──────── Listed entries

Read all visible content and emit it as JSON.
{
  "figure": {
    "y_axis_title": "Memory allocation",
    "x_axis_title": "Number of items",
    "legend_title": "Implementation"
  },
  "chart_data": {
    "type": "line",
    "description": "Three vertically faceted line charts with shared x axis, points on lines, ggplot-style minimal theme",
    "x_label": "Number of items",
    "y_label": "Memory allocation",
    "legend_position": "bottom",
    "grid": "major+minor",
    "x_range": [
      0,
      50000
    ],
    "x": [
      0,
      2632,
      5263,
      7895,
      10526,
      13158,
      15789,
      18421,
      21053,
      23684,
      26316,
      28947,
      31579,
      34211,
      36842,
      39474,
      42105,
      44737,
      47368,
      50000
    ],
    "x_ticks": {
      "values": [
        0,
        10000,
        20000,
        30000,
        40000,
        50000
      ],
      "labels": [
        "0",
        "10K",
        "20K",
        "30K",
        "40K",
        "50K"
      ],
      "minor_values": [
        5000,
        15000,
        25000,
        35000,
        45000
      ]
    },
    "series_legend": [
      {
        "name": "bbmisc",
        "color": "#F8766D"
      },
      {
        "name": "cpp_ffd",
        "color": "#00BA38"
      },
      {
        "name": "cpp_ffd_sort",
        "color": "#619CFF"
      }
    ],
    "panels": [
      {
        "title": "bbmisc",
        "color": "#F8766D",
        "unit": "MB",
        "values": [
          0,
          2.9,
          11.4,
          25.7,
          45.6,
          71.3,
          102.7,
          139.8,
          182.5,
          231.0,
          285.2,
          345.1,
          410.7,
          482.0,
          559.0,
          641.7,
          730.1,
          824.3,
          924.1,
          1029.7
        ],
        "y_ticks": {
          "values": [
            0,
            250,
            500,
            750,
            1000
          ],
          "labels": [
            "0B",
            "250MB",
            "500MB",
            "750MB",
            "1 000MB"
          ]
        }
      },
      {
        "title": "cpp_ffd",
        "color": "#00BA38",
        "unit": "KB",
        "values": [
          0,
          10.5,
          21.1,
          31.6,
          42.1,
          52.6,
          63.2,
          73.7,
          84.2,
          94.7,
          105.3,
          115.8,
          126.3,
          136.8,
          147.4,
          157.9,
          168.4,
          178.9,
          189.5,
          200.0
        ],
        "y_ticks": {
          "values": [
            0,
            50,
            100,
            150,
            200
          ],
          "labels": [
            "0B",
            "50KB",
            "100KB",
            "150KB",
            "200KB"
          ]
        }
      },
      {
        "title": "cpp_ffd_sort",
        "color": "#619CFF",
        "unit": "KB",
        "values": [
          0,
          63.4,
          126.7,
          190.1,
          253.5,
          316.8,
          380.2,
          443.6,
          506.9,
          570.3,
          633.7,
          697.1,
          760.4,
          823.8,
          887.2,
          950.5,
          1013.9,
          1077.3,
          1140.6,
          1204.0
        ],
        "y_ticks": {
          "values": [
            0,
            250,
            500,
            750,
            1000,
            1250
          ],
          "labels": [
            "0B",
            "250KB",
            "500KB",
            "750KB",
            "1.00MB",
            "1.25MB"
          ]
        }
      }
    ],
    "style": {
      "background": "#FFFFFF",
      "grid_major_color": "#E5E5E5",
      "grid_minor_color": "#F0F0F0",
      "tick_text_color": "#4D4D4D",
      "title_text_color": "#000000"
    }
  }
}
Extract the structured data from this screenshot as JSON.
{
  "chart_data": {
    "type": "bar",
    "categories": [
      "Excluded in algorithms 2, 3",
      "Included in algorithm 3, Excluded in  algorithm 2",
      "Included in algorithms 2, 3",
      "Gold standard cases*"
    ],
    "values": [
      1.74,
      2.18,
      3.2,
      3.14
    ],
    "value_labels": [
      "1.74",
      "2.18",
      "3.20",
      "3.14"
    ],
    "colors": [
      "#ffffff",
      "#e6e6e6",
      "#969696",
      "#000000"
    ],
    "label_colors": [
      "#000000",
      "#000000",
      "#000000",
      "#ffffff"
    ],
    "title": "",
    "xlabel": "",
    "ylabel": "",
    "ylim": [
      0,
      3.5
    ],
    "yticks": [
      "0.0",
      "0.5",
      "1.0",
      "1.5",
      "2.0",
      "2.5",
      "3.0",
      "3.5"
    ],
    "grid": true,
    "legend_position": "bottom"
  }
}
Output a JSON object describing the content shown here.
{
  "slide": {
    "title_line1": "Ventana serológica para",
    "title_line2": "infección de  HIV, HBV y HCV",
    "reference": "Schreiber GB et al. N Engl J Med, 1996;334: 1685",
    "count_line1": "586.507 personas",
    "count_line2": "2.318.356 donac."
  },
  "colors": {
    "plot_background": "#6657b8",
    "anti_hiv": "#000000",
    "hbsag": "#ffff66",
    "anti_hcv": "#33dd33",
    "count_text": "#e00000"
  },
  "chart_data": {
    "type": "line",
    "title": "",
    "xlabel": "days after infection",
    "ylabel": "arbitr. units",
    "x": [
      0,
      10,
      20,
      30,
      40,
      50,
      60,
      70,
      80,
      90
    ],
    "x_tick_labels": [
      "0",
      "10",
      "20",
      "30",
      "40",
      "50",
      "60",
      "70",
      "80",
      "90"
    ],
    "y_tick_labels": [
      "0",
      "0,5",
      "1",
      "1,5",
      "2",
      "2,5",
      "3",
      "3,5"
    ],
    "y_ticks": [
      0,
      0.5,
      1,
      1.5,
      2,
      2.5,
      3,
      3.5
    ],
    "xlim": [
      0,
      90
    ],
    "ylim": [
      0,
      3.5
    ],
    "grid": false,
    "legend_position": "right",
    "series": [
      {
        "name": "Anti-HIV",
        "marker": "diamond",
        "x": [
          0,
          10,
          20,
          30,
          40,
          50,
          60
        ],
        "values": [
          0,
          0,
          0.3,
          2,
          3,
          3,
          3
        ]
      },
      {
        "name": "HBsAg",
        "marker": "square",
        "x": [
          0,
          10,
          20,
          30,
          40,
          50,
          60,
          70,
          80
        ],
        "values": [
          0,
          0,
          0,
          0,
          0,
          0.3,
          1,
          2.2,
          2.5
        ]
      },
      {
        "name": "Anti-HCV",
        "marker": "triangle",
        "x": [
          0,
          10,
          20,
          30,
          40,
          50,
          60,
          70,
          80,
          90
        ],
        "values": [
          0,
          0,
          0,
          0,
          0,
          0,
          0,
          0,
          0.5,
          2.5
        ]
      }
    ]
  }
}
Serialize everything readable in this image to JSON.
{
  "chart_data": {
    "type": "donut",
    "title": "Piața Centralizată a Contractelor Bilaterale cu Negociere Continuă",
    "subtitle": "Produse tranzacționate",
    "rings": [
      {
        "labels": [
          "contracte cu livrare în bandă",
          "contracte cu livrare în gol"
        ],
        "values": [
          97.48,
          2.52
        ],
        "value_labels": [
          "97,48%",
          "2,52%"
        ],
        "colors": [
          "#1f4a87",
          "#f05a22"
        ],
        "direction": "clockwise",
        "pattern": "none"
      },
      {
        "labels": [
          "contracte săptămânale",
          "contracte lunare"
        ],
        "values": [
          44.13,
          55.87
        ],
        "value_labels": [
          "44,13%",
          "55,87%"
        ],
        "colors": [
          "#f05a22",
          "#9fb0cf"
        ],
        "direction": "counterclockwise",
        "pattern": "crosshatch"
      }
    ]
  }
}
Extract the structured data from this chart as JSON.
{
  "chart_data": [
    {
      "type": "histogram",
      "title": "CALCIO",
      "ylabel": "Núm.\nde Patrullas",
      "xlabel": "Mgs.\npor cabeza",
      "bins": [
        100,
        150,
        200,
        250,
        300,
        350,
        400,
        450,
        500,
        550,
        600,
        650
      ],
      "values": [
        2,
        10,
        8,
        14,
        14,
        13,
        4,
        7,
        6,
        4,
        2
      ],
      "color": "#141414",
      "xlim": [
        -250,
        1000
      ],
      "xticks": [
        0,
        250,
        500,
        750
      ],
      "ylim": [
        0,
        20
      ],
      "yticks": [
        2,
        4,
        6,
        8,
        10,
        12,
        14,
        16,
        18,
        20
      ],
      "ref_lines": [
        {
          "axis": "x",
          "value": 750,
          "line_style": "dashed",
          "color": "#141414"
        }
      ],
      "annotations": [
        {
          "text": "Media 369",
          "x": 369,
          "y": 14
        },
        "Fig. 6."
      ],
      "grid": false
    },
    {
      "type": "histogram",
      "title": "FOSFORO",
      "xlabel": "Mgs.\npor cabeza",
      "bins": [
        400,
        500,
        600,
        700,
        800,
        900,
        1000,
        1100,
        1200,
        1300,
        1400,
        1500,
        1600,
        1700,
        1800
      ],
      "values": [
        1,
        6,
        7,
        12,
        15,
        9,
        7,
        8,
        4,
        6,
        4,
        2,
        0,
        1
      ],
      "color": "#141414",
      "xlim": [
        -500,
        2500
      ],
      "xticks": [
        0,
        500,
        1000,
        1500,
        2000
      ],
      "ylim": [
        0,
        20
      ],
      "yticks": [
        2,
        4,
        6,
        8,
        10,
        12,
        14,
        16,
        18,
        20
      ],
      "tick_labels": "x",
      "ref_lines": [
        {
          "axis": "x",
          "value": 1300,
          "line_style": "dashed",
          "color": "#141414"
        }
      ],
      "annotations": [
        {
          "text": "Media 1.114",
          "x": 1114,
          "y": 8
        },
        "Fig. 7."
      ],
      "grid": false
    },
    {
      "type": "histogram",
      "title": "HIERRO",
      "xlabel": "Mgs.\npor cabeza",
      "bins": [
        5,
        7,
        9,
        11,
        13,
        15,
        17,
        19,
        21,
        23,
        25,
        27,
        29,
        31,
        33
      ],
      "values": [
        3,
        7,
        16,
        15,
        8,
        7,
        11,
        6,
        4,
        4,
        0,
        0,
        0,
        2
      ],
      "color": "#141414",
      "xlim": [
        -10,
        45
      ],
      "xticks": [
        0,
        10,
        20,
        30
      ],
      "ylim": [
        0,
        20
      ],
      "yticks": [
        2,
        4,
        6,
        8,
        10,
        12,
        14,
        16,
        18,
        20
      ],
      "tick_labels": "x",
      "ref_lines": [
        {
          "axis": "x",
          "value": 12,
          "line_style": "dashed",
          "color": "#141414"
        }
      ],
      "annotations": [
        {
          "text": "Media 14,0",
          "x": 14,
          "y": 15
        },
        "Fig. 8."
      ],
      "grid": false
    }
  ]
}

────────────────

The word "this" may appear on some lines. Report how many lines hold it, giving the number alone.

3